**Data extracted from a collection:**
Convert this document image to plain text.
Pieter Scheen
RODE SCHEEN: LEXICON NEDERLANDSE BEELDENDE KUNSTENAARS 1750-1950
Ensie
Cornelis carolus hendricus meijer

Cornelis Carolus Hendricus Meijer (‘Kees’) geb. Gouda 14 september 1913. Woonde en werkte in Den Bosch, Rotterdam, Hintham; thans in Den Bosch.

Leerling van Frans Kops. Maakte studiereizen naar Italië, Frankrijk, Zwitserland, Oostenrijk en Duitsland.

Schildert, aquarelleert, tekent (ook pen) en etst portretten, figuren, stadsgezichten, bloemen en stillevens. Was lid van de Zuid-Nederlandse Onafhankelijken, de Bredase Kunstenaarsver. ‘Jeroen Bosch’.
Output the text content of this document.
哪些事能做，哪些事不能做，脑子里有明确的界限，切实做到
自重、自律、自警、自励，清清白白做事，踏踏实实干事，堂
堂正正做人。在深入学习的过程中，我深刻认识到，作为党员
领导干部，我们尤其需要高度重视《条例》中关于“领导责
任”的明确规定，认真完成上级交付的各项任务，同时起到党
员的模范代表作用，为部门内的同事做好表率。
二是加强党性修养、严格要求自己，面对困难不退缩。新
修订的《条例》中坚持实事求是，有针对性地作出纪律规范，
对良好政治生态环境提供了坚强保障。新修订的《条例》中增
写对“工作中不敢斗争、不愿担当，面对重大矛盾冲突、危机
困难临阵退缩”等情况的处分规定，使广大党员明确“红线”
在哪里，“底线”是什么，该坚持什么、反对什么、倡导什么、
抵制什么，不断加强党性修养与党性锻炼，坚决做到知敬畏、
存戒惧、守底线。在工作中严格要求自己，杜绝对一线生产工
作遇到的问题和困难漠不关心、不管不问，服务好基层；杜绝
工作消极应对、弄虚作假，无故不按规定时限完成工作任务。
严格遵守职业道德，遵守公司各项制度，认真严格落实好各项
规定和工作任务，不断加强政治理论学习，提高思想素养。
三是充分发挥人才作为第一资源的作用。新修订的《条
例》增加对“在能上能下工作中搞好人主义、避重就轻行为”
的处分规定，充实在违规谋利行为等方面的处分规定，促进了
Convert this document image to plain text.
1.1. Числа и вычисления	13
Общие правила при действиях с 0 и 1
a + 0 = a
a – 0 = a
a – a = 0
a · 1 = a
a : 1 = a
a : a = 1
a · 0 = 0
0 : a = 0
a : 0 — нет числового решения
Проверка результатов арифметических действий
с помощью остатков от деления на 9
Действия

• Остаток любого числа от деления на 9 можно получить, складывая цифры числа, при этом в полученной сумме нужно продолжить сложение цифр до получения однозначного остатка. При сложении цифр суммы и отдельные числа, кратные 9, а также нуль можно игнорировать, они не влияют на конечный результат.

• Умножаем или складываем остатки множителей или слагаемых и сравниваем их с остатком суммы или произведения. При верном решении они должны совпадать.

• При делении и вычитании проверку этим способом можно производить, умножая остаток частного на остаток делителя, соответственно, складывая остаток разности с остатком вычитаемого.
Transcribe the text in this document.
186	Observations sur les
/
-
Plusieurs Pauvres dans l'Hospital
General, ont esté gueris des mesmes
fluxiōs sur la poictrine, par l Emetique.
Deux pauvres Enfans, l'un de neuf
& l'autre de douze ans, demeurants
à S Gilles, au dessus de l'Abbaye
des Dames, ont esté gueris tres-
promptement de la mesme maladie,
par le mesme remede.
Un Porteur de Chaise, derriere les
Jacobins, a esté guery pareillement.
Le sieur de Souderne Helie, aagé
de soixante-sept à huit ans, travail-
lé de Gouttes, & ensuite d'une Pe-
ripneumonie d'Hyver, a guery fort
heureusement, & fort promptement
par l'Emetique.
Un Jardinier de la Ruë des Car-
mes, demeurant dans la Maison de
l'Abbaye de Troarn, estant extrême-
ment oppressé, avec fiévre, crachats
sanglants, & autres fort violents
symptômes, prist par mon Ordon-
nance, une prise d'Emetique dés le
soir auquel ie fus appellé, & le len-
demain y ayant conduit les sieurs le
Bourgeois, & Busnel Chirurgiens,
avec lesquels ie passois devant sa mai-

**Task to carry out:**
In the records above, locate every line with the string "avec" and copy it.

**Written response:**
ment oppressé, avec fiévre, crachats
avec lesquels ie passois devant sa mai-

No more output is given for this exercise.